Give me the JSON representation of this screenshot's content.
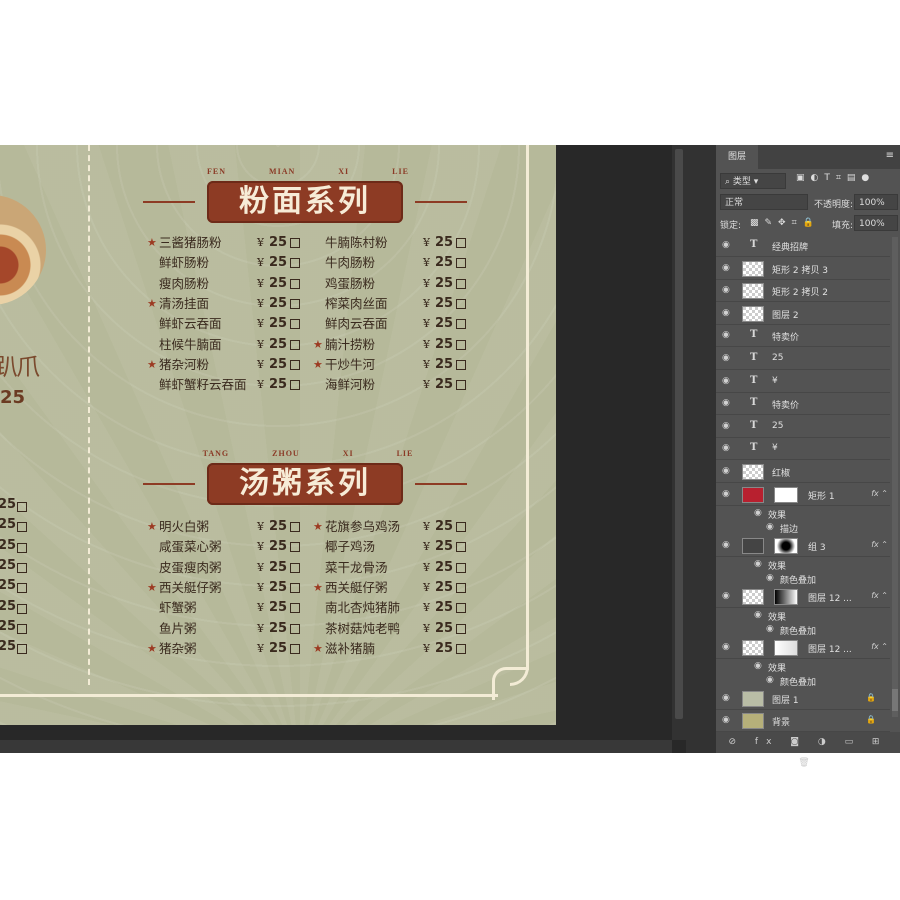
{
  "colors": {
    "canvas_bg": "#b6b99a",
    "brand_red": "#8d3b24",
    "cream": "#f3ecd6",
    "panel_bg": "#535353"
  },
  "canvas": {
    "badge_text": "趴爪",
    "badge_price": "25",
    "left_column": {
      "price": "25",
      "count": 8
    },
    "noodle_section": {
      "pinyin": "FEN MIAN XI LIE",
      "title": "粉面系列",
      "col1": [
        {
          "name": "三酱猪肠粉",
          "star": true,
          "yen": "¥",
          "price": "25"
        },
        {
          "name": "鲜虾肠粉",
          "star": false,
          "yen": "¥",
          "price": "25"
        },
        {
          "name": "瘦肉肠粉",
          "star": false,
          "yen": "¥",
          "price": "25"
        },
        {
          "name": "清汤挂面",
          "star": true,
          "yen": "¥",
          "price": "25"
        },
        {
          "name": "鲜虾云吞面",
          "star": false,
          "yen": "¥",
          "price": "25"
        },
        {
          "name": "柱候牛腩面",
          "star": false,
          "yen": "¥",
          "price": "25"
        },
        {
          "name": "猪杂河粉",
          "star": true,
          "yen": "¥",
          "price": "25"
        },
        {
          "name": "鲜虾蟹籽云吞面",
          "star": false,
          "yen": "¥",
          "price": "25"
        }
      ],
      "col2": [
        {
          "name": "牛腩陈村粉",
          "star": false,
          "yen": "¥",
          "price": "25"
        },
        {
          "name": "牛肉肠粉",
          "star": false,
          "yen": "¥",
          "price": "25"
        },
        {
          "name": "鸡蛋肠粉",
          "star": false,
          "yen": "¥",
          "price": "25"
        },
        {
          "name": "榨菜肉丝面",
          "star": false,
          "yen": "¥",
          "price": "25"
        },
        {
          "name": "鲜肉云吞面",
          "star": false,
          "yen": "¥",
          "price": "25"
        },
        {
          "name": "腩汁捞粉",
          "star": true,
          "yen": "¥",
          "price": "25"
        },
        {
          "name": "干炒牛河",
          "star": true,
          "yen": "¥",
          "price": "25"
        },
        {
          "name": "海鲜河粉",
          "star": false,
          "yen": "¥",
          "price": "25"
        }
      ]
    },
    "porridge_section": {
      "pinyin": "TANG ZHOU XI LIE",
      "title": "汤粥系列",
      "col1": [
        {
          "name": "明火白粥",
          "star": true,
          "yen": "¥",
          "price": "25"
        },
        {
          "name": "咸蛋菜心粥",
          "star": false,
          "yen": "¥",
          "price": "25"
        },
        {
          "name": "皮蛋瘦肉粥",
          "star": false,
          "yen": "¥",
          "price": "25"
        },
        {
          "name": "西关艇仔粥",
          "star": true,
          "yen": "¥",
          "price": "25"
        },
        {
          "name": "虾蟹粥",
          "star": false,
          "yen": "¥",
          "price": "25"
        },
        {
          "name": "鱼片粥",
          "star": false,
          "yen": "¥",
          "price": "25"
        },
        {
          "name": "猪杂粥",
          "star": true,
          "yen": "¥",
          "price": "25"
        }
      ],
      "col2": [
        {
          "name": "花旗参乌鸡汤",
          "star": true,
          "yen": "¥",
          "price": "25"
        },
        {
          "name": "椰子鸡汤",
          "star": false,
          "yen": "¥",
          "price": "25"
        },
        {
          "name": "菜干龙骨汤",
          "star": false,
          "yen": "¥",
          "price": "25"
        },
        {
          "name": "西关艇仔粥",
          "star": true,
          "yen": "¥",
          "price": "25"
        },
        {
          "name": "南北杏炖猪肺",
          "star": false,
          "yen": "¥",
          "price": "25"
        },
        {
          "name": "茶树菇炖老鸭",
          "star": false,
          "yen": "¥",
          "price": "25"
        },
        {
          "name": "滋补猪腩",
          "star": true,
          "yen": "¥",
          "price": "25"
        }
      ]
    }
  },
  "panel": {
    "tab": "图层",
    "filter_kind": "类型",
    "blend_mode": "正常",
    "opacity_label": "不透明度:",
    "opacity_value": "100%",
    "lock_label": "锁定:",
    "fill_label": "填充:",
    "fill_value": "100%",
    "layers": [
      {
        "name": "经典招牌",
        "kind": "text"
      },
      {
        "name": "矩形 2 拷贝 3",
        "kind": "image"
      },
      {
        "name": "矩形 2 拷贝 2",
        "kind": "image"
      },
      {
        "name": "图层 2",
        "kind": "image"
      },
      {
        "name": "特卖价",
        "kind": "text"
      },
      {
        "name": "25",
        "kind": "text"
      },
      {
        "name": "¥",
        "kind": "text"
      },
      {
        "name": "特卖价",
        "kind": "text"
      },
      {
        "name": "25",
        "kind": "text"
      },
      {
        "name": "¥",
        "kind": "text"
      },
      {
        "name": "红椒",
        "kind": "image"
      }
    ],
    "rect_layer": {
      "name": "矩形 1",
      "effects_label": "效果",
      "effect": "描边"
    },
    "group_layer": {
      "name": "组 3",
      "effects_label": "效果",
      "effect": "颜色叠加"
    },
    "layer_12a": {
      "name": "图层 12 ...",
      "effects_label": "效果",
      "effect": "颜色叠加"
    },
    "layer_12b": {
      "name": "图层 12 ...",
      "effects_label": "效果",
      "effect": "颜色叠加"
    },
    "layer_1": {
      "name": "图层 1"
    },
    "background": {
      "name": "背景"
    }
  }
}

▶ GIVEN TASK: Copy all the entries word for word. Omit any pictures.

▶ RIGHT ANSWER:
Give me the JSON representation of this screenshot's content.
{
  "colors": {
    "canvas_bg": "#b6b99a",
    "brand_red": "#8d3b24",
    "cream": "#f3ecd6",
    "panel_bg": "#535353"
  },
  "canvas": {
    "badge_text": "趴爪",
    "badge_price": "25",
    "left_column": {
      "price": "25",
      "count": 8
    },
    "noodle_section": {
      "pinyin": "FEN MIAN XI LIE",
      "title": "粉面系列",
      "col1": [
        {
          "name": "三酱猪肠粉",
          "star": true,
          "yen": "¥",
          "price": "25"
        },
        {
          "name": "鲜虾肠粉",
          "star": false,
          "yen": "¥",
          "price": "25"
        },
        {
          "name": "瘦肉肠粉",
          "star": false,
          "yen": "¥",
          "price": "25"
        },
        {
          "name": "清汤挂面",
          "star": true,
          "yen": "¥",
          "price": "25"
        },
        {
          "name": "鲜虾云吞面",
          "star": false,
          "yen": "¥",
          "price": "25"
        },
        {
          "name": "柱候牛腩面",
          "star": false,
          "yen": "¥",
          "price": "25"
        },
        {
          "name": "猪杂河粉",
          "star": true,
          "yen": "¥",
          "price": "25"
        },
        {
          "name": "鲜虾蟹籽云吞面",
          "star": false,
          "yen": "¥",
          "price": "25"
        }
      ],
      "col2": [
        {
          "name": "牛腩陈村粉",
          "star": false,
          "yen": "¥",
          "price": "25"
        },
        {
          "name": "牛肉肠粉",
          "star": false,
          "yen": "¥",
          "price": "25"
        },
        {
          "name": "鸡蛋肠粉",
          "star": false,
          "yen": "¥",
          "price": "25"
        },
        {
          "name": "榨菜肉丝面",
          "star": false,
          "yen": "¥",
          "price": "25"
        },
        {
          "name": "鲜肉云吞面",
          "star": false,
          "yen": "¥",
          "price": "25"
        },
        {
          "name": "腩汁捞粉",
          "star": true,
          "yen": "¥",
          "price": "25"
        },
        {
          "name": "干炒牛河",
          "star": true,
          "yen": "¥",
          "price": "25"
        },
        {
          "name": "海鲜河粉",
          "star": false,
          "yen": "¥",
          "price": "25"
        }
      ]
    },
    "porridge_section": {
      "pinyin": "TANG ZHOU XI LIE",
      "title": "汤粥系列",
      "col1": [
        {
          "name": "明火白粥",
          "star": true,
          "yen": "¥",
          "price": "25"
        },
        {
          "name": "咸蛋菜心粥",
          "star": false,
          "yen": "¥",
          "price": "25"
        },
        {
          "name": "皮蛋瘦肉粥",
          "star": false,
          "yen": "¥",
          "price": "25"
        },
        {
          "name": "西关艇仔粥",
          "star": true,
          "yen": "¥",
          "price": "25"
        },
        {
          "name": "虾蟹粥",
          "star": false,
          "yen": "¥",
          "price": "25"
        },
        {
          "name": "鱼片粥",
          "star": false,
          "yen": "¥",
          "price": "25"
        },
        {
          "name": "猪杂粥",
          "star": true,
          "yen": "¥",
          "price": "25"
        }
      ],
      "col2": [
        {
          "name": "花旗参乌鸡汤",
          "star": true,
          "yen": "¥",
          "price": "25"
        },
        {
          "name": "椰子鸡汤",
          "star": false,
          "yen": "¥",
          "price": "25"
        },
        {
          "name": "菜干龙骨汤",
          "star": false,
          "yen": "¥",
          "price": "25"
        },
        {
          "name": "西关艇仔粥",
          "star": true,
          "yen": "¥",
          "price": "25"
        },
        {
          "name": "南北杏炖猪肺",
          "star": false,
          "yen": "¥",
          "price": "25"
        },
        {
          "name": "茶树菇炖老鸭",
          "star": false,
          "yen": "¥",
          "price": "25"
        },
        {
          "name": "滋补猪腩",
          "star": true,
          "yen": "¥",
          "price": "25"
        }
      ]
    }
  },
  "panel": {
    "tab": "图层",
    "filter_kind": "类型",
    "blend_mode": "正常",
    "opacity_label": "不透明度:",
    "opacity_value": "100%",
    "lock_label": "锁定:",
    "fill_label": "填充:",
    "fill_value": "100%",
    "layers": [
      {
        "name": "经典招牌",
        "kind": "text"
      },
      {
        "name": "矩形 2 拷贝 3",
        "kind": "image"
      },
      {
        "name": "矩形 2 拷贝 2",
        "kind": "image"
      },
      {
        "name": "图层 2",
        "kind": "image"
      },
      {
        "name": "特卖价",
        "kind": "text"
      },
      {
        "name": "25",
        "kind": "text"
      },
      {
        "name": "¥",
        "kind": "text"
      },
      {
        "name": "特卖价",
        "kind": "text"
      },
      {
        "name": "25",
        "kind": "text"
      },
      {
        "name": "¥",
        "kind": "text"
      },
      {
        "name": "红椒",
        "kind": "image"
      }
    ],
    "rect_layer": {
      "name": "矩形 1",
      "effects_label": "效果",
      "effect": "描边"
    },
    "group_layer": {
      "name": "组 3",
      "effects_label": "效果",
      "effect": "颜色叠加"
    },
    "layer_12a": {
      "name": "图层 12 ...",
      "effects_label": "效果",
      "effect": "颜色叠加"
    },
    "layer_12b": {
      "name": "图层 12 ...",
      "effects_label": "效果",
      "effect": "颜色叠加"
    },
    "layer_1": {
      "name": "图层 1"
    },
    "background": {
      "name": "背景"
    }
  }
}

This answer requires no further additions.